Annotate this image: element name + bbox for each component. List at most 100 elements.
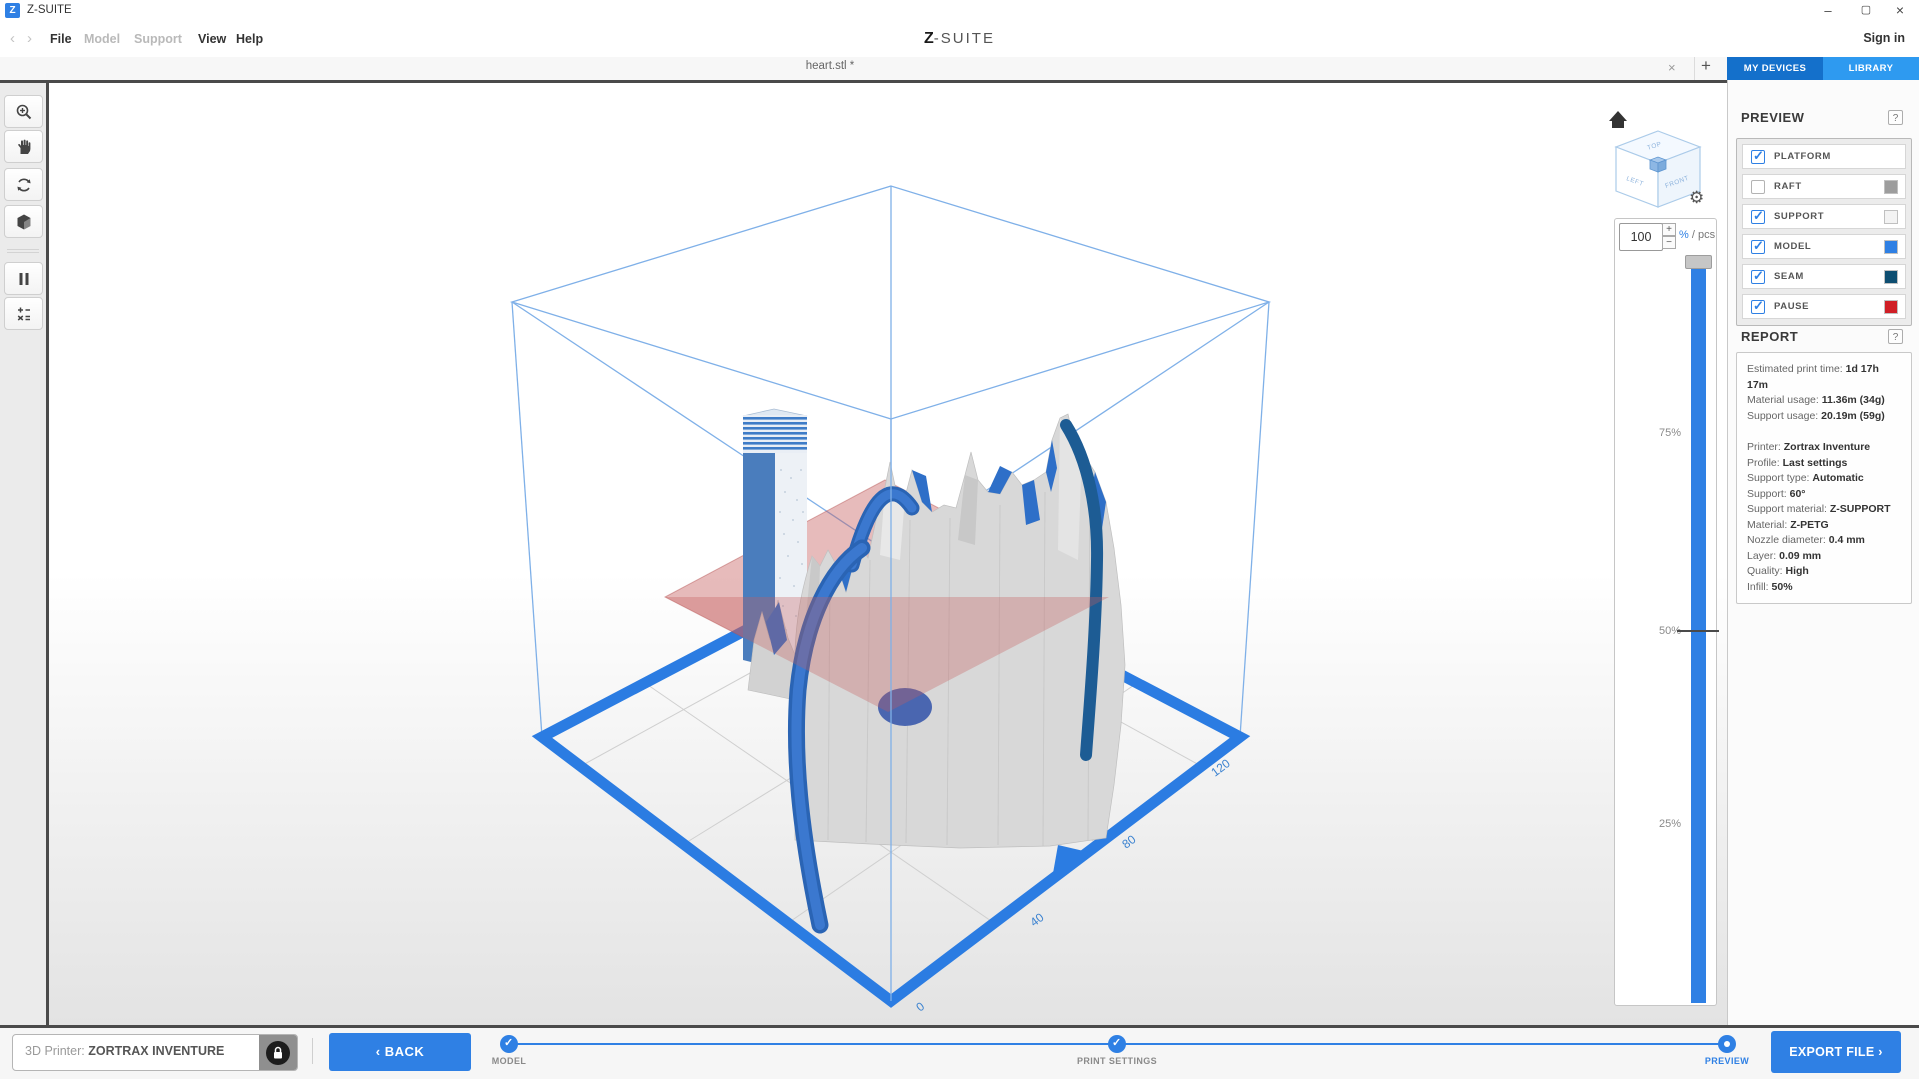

==*==

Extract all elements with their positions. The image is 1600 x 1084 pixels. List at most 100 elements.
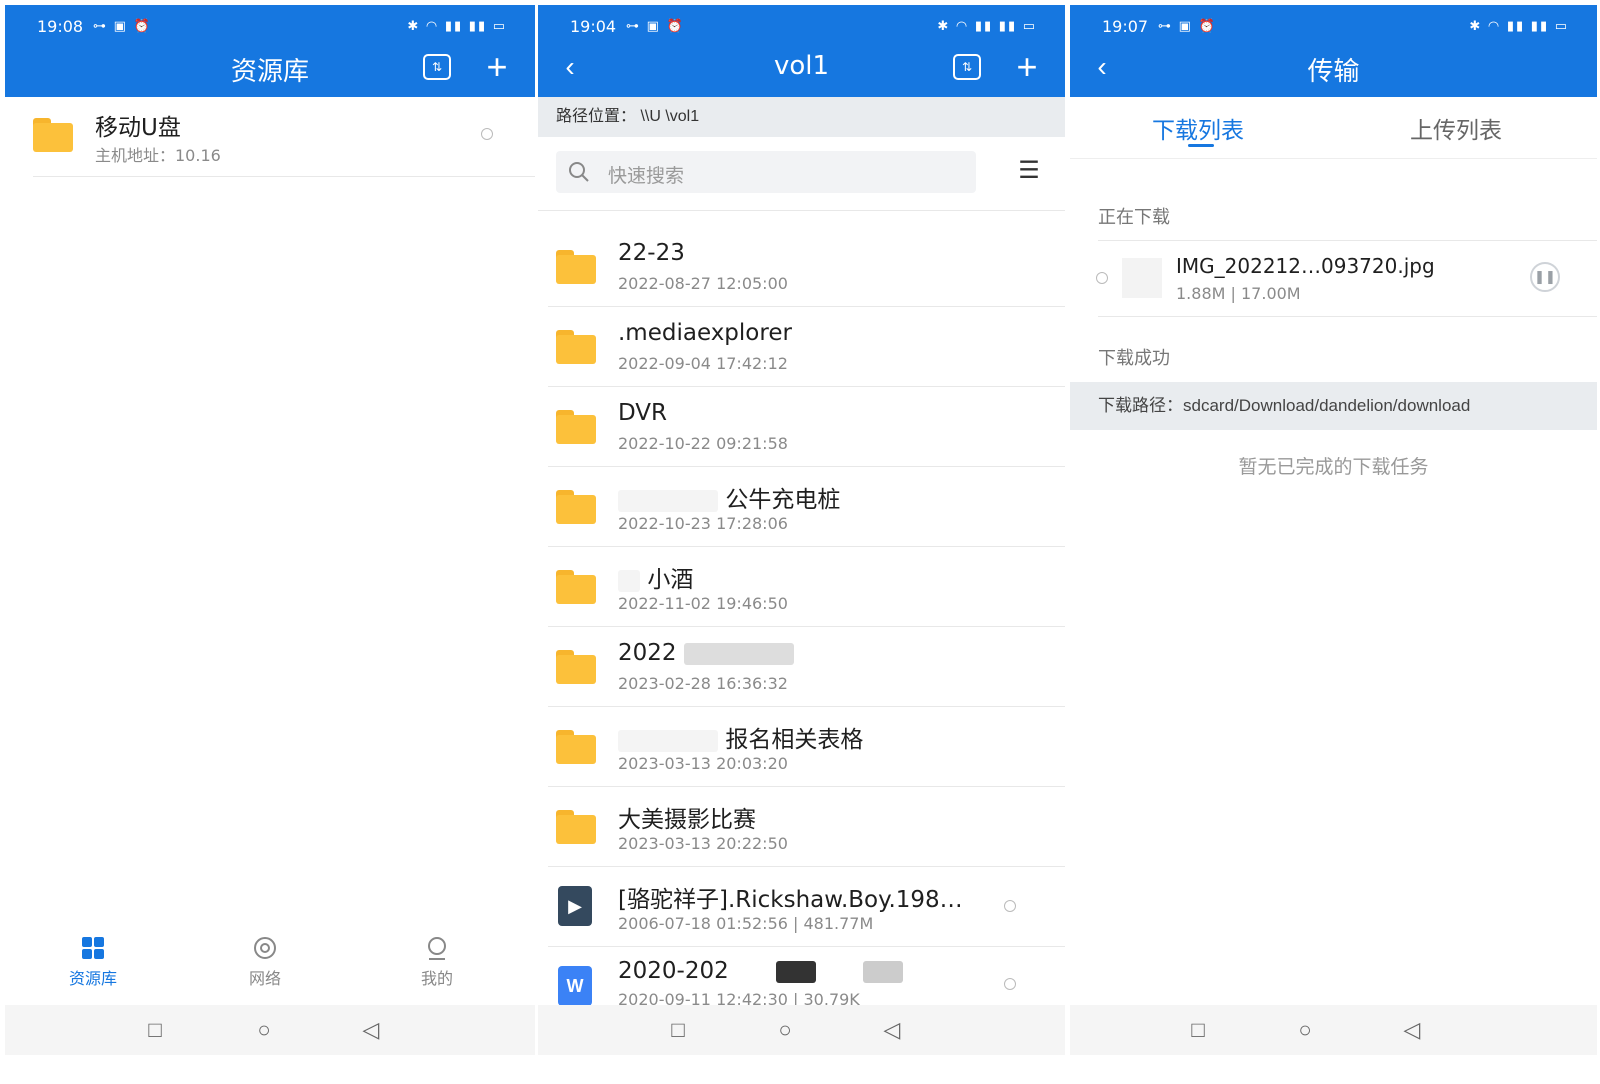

==*==

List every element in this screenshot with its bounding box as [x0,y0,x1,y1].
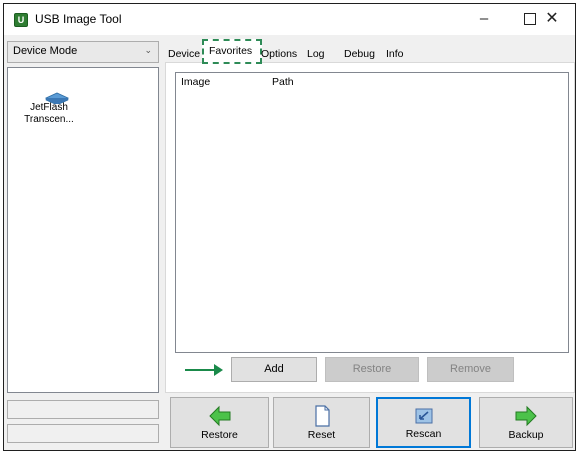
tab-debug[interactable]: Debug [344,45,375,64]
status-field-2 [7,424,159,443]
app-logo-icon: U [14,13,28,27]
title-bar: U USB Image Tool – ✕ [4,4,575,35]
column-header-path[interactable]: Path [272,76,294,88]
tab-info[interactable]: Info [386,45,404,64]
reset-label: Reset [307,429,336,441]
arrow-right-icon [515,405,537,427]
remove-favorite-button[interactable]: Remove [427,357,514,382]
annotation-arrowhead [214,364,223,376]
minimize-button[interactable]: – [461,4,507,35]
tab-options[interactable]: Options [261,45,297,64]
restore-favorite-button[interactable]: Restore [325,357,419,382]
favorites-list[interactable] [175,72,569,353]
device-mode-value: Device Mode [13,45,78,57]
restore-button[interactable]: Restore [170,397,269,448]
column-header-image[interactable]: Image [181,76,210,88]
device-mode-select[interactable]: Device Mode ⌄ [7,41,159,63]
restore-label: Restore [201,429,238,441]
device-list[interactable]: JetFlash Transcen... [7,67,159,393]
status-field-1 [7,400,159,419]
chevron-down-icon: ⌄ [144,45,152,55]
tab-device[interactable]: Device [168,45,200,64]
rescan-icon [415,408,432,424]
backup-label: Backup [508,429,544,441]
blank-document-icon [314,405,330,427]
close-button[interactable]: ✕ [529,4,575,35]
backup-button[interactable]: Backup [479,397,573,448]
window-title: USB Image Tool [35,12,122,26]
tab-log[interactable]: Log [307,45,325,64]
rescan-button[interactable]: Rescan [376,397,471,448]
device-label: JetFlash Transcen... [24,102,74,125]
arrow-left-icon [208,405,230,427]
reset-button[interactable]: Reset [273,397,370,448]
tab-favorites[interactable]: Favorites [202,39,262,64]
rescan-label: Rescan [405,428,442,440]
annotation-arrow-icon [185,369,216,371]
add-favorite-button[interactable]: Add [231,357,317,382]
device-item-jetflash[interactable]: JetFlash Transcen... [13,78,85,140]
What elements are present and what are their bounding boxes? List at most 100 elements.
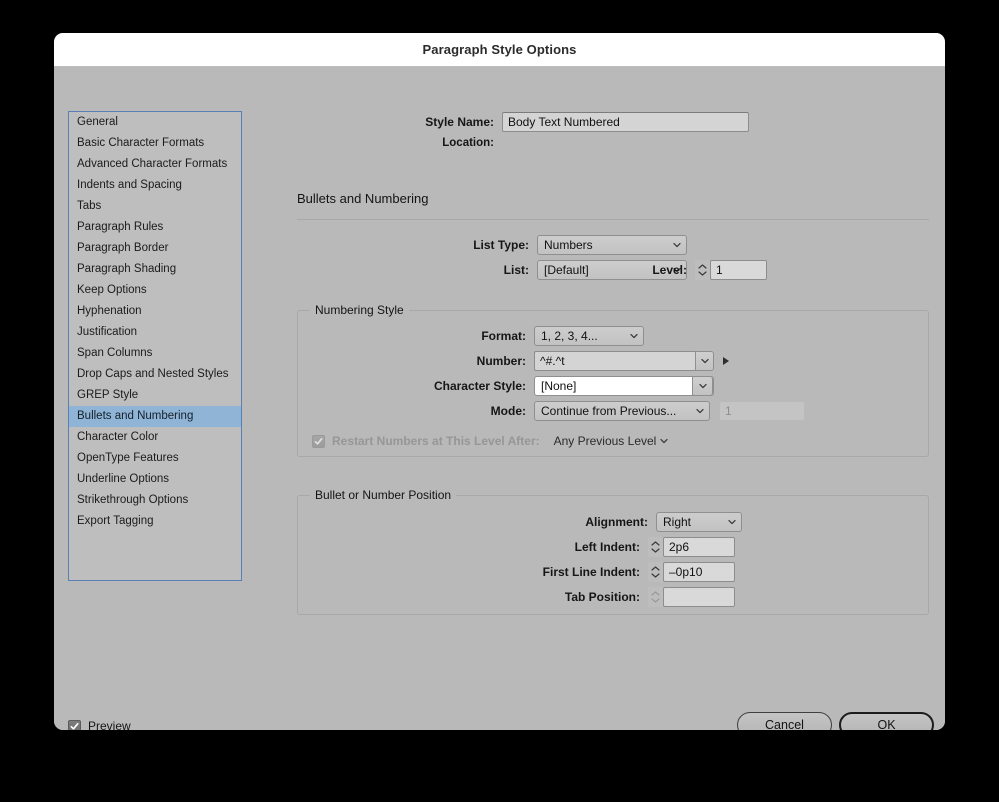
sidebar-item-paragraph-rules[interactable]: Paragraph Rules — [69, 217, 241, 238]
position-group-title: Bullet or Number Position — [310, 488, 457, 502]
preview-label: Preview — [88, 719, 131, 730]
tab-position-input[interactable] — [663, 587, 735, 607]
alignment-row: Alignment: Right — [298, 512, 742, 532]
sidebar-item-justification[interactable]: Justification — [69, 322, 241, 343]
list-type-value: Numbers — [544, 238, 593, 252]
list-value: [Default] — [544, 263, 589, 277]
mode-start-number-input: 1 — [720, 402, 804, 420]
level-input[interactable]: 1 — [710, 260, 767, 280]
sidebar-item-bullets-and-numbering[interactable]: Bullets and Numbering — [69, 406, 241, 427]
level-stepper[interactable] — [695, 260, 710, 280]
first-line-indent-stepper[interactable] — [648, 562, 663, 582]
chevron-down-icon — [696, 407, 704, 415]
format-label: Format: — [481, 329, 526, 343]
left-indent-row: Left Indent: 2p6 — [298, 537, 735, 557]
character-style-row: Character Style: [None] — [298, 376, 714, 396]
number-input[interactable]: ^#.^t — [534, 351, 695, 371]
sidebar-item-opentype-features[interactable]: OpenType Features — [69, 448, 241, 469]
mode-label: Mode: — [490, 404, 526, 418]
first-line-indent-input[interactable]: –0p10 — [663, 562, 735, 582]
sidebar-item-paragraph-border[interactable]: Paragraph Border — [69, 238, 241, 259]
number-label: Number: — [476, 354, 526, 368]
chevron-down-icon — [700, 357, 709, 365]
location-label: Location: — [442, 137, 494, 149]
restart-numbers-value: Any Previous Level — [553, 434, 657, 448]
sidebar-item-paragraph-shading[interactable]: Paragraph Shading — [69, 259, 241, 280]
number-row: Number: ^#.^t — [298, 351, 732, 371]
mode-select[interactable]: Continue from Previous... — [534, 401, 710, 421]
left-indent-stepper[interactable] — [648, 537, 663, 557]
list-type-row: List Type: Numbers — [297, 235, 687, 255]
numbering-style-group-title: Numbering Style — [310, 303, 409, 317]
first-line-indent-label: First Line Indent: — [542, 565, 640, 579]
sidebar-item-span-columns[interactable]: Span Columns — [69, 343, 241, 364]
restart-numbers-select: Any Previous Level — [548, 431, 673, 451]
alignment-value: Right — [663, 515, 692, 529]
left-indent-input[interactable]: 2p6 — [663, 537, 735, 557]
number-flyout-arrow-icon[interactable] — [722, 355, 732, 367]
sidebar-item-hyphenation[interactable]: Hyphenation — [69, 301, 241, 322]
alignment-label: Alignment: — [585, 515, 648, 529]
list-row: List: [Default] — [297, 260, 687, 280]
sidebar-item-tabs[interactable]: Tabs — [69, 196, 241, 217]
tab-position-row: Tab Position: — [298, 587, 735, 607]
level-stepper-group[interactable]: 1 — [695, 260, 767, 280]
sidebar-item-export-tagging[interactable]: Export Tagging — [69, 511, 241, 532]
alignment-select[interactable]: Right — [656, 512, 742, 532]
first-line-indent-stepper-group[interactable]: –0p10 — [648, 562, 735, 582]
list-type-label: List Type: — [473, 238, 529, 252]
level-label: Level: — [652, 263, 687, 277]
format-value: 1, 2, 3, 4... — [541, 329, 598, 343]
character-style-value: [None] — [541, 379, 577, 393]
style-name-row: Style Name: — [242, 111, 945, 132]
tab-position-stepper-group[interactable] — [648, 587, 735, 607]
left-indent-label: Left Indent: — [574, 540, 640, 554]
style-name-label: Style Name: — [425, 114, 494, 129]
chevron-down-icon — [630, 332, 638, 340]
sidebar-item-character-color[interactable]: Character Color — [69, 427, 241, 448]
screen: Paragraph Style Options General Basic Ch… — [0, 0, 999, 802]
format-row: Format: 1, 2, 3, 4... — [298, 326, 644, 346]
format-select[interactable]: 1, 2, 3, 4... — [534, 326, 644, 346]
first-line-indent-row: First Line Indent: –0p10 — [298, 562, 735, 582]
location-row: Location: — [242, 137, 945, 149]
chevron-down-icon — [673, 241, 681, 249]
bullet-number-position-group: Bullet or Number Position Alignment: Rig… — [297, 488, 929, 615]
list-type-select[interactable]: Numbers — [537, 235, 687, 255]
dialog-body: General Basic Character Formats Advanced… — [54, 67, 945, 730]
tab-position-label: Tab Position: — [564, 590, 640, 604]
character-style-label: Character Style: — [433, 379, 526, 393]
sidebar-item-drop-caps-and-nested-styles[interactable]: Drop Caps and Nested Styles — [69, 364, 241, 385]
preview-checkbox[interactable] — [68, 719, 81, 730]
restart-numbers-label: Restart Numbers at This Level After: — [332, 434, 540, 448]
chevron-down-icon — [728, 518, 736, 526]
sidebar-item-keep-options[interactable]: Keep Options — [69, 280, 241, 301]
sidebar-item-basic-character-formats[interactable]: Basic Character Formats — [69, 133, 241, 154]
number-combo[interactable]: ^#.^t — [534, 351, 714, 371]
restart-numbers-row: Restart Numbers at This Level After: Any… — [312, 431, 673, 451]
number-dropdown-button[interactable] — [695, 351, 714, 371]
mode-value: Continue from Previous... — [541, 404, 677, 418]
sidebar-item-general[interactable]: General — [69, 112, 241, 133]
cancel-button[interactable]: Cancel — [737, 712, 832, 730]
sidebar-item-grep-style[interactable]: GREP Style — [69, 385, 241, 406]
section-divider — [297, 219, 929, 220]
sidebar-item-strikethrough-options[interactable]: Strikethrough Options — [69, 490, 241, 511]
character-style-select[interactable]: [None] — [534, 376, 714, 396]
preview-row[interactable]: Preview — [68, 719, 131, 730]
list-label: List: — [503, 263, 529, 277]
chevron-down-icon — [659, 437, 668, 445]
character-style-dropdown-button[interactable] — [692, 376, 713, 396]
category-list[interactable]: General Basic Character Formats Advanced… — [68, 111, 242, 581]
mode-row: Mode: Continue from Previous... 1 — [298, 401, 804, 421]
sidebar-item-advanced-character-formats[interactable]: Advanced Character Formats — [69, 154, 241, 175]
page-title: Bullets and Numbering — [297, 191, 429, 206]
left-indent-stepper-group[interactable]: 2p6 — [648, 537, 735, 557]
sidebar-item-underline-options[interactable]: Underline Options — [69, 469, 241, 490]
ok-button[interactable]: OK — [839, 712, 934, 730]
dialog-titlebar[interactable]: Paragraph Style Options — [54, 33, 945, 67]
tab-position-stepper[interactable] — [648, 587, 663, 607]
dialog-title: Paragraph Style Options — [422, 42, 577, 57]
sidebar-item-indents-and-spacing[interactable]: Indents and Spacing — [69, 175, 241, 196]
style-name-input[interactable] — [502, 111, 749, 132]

==*==

Reproduce the rows verbatim from the line with "List every element" to the line with "remove-favorite-button[interactable]: Remove [427,357,514,382]", including both of those lines. Leave the pictures out of your answer.

- _Exercise answer_:
List every element in this screenshot with its bounding box as [x0,y0,x1,y1].
tab-debug[interactable]: Debug [344,45,375,64]
status-field-2 [7,424,159,443]
app-logo-icon: U [14,13,28,27]
title-bar: U USB Image Tool – ✕ [4,4,575,35]
column-header-path[interactable]: Path [272,76,294,88]
tab-info[interactable]: Info [386,45,404,64]
reset-label: Reset [307,429,336,441]
arrow-right-icon [515,405,537,427]
remove-favorite-button[interactable]: Remove [427,357,514,382]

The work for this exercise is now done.